Write out all of the entries that follow, word for word, but skip the pictures.

• • • • •

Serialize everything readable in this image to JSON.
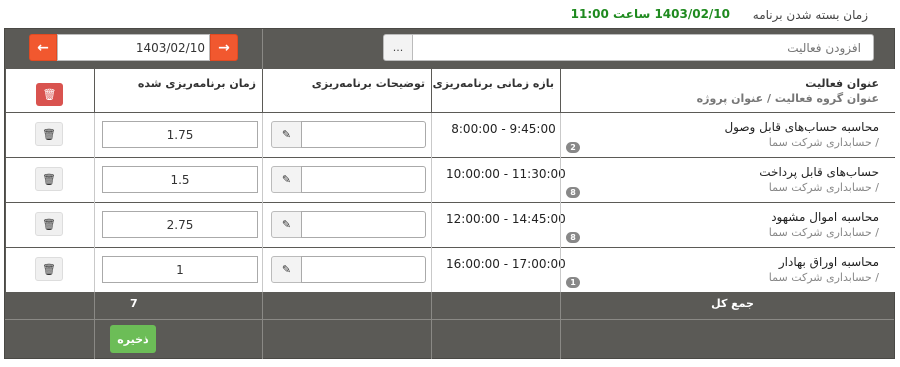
{
  "header": {
    "close_time_label": "زمان بسته شدن برنامه",
    "close_time_value": "1403/02/10 ساعت 11:00"
  },
  "toolbar": {
    "date_value": "1403/02/10",
    "prev_icon": "arrow-left-icon",
    "next_icon": "arrow-right-icon",
    "activity_placeholder": "افزودن فعالیت",
    "dots_label": "..."
  },
  "table": {
    "columns": {
      "activity_title": "عنوان فعالیت",
      "activity_group": "عنوان گروه فعالیت",
      "project_title": "عنوان پروژه",
      "time_range": "بازه زمانی برنامه‌ریزی",
      "description": "توضیحات برنامه‌ریزی",
      "planned_time": "زمان برنامه‌ریزی شده"
    },
    "rows": [
      {
        "title": "محاسبه حساب‌های قابل وصول",
        "sub": "/ حسابداری شرکت سما",
        "badge": "2",
        "start": "8:00:00",
        "end": "9:45:00",
        "hours": "1.75"
      },
      {
        "title": "حساب‌های قابل پرداخت",
        "sub": "/ حسابداری شرکت سما",
        "badge": "8",
        "start": "10:00:00",
        "end": "11:30:00",
        "hours": "1.5"
      },
      {
        "title": "محاسبه اموال مشهود",
        "sub": "/ حسابداری شرکت سما",
        "badge": "8",
        "start": "12:00:00",
        "end": "14:45:00",
        "hours": "2.75"
      },
      {
        "title": "محاسبه اوراق بهادار",
        "sub": "/ حسابداری شرکت سما",
        "badge": "1",
        "start": "16:00:00",
        "end": "17:00:00",
        "hours": "1"
      }
    ],
    "total_label": "جمع کل",
    "total_value": "7",
    "save_label": "ذخیره"
  },
  "colors": {
    "accent_orange": "#f1582f",
    "danger_red": "#d9534f",
    "save_green": "#6cbd57",
    "close_time_green": "#1f8a1f",
    "grid_dark": "#5b5a56"
  }
}
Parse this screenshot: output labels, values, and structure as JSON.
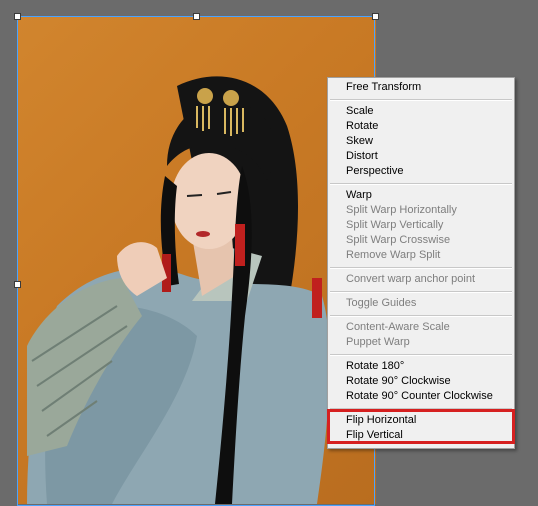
{
  "menu": {
    "free_transform": "Free Transform",
    "scale": "Scale",
    "rotate": "Rotate",
    "skew": "Skew",
    "distort": "Distort",
    "perspective": "Perspective",
    "warp": "Warp",
    "split_warp_horizontally": "Split Warp Horizontally",
    "split_warp_vertically": "Split Warp Vertically",
    "split_warp_crosswise": "Split Warp Crosswise",
    "remove_warp_split": "Remove Warp Split",
    "convert_warp_anchor_point": "Convert warp anchor point",
    "toggle_guides": "Toggle Guides",
    "content_aware_scale": "Content-Aware Scale",
    "puppet_warp": "Puppet Warp",
    "rotate_180": "Rotate 180°",
    "rotate_90_cw": "Rotate 90° Clockwise",
    "rotate_90_ccw": "Rotate 90° Counter Clockwise",
    "flip_horizontal": "Flip Horizontal",
    "flip_vertical": "Flip Vertical"
  },
  "colors": {
    "workspace": "#6b6b6b",
    "menu_bg": "#f0f0f0",
    "disabled_text": "#7e7e7e",
    "highlight": "#d62020",
    "transform_border": "#4aa3ff"
  }
}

• • • • •

Result of this exercise:
Serialize everything readable in this image to JSON.
{
  "header": {
    "close_time_label": "زمان بسته شدن برنامه",
    "close_time_value": "1403/02/10 ساعت 11:00"
  },
  "toolbar": {
    "date_value": "1403/02/10",
    "prev_icon": "arrow-left-icon",
    "next_icon": "arrow-right-icon",
    "activity_placeholder": "افزودن فعالیت",
    "dots_label": "..."
  },
  "table": {
    "columns": {
      "activity_title": "عنوان فعالیت",
      "activity_group": "عنوان گروه فعالیت",
      "project_title": "عنوان پروژه",
      "time_range": "بازه زمانی برنامه‌ریزی",
      "description": "توضیحات برنامه‌ریزی",
      "planned_time": "زمان برنامه‌ریزی شده"
    },
    "rows": [
      {
        "title": "محاسبه حساب‌های قابل وصول",
        "sub": "/ حسابداری شرکت سما",
        "badge": "2",
        "start": "8:00:00",
        "end": "9:45:00",
        "hours": "1.75"
      },
      {
        "title": "حساب‌های قابل پرداخت",
        "sub": "/ حسابداری شرکت سما",
        "badge": "8",
        "start": "10:00:00",
        "end": "11:30:00",
        "hours": "1.5"
      },
      {
        "title": "محاسبه اموال مشهود",
        "sub": "/ حسابداری شرکت سما",
        "badge": "8",
        "start": "12:00:00",
        "end": "14:45:00",
        "hours": "2.75"
      },
      {
        "title": "محاسبه اوراق بهادار",
        "sub": "/ حسابداری شرکت سما",
        "badge": "1",
        "start": "16:00:00",
        "end": "17:00:00",
        "hours": "1"
      }
    ],
    "total_label": "جمع کل",
    "total_value": "7",
    "save_label": "ذخیره"
  },
  "colors": {
    "accent_orange": "#f1582f",
    "danger_red": "#d9534f",
    "save_green": "#6cbd57",
    "close_time_green": "#1f8a1f",
    "grid_dark": "#5b5a56"
  }
}
Parse this screenshot: output labels, values, and structure as JSON.
{
  "menu": {
    "free_transform": "Free Transform",
    "scale": "Scale",
    "rotate": "Rotate",
    "skew": "Skew",
    "distort": "Distort",
    "perspective": "Perspective",
    "warp": "Warp",
    "split_warp_horizontally": "Split Warp Horizontally",
    "split_warp_vertically": "Split Warp Vertically",
    "split_warp_crosswise": "Split Warp Crosswise",
    "remove_warp_split": "Remove Warp Split",
    "convert_warp_anchor_point": "Convert warp anchor point",
    "toggle_guides": "Toggle Guides",
    "content_aware_scale": "Content-Aware Scale",
    "puppet_warp": "Puppet Warp",
    "rotate_180": "Rotate 180°",
    "rotate_90_cw": "Rotate 90° Clockwise",
    "rotate_90_ccw": "Rotate 90° Counter Clockwise",
    "flip_horizontal": "Flip Horizontal",
    "flip_vertical": "Flip Vertical"
  },
  "colors": {
    "workspace": "#6b6b6b",
    "menu_bg": "#f0f0f0",
    "disabled_text": "#7e7e7e",
    "highlight": "#d62020",
    "transform_border": "#4aa3ff"
  }
}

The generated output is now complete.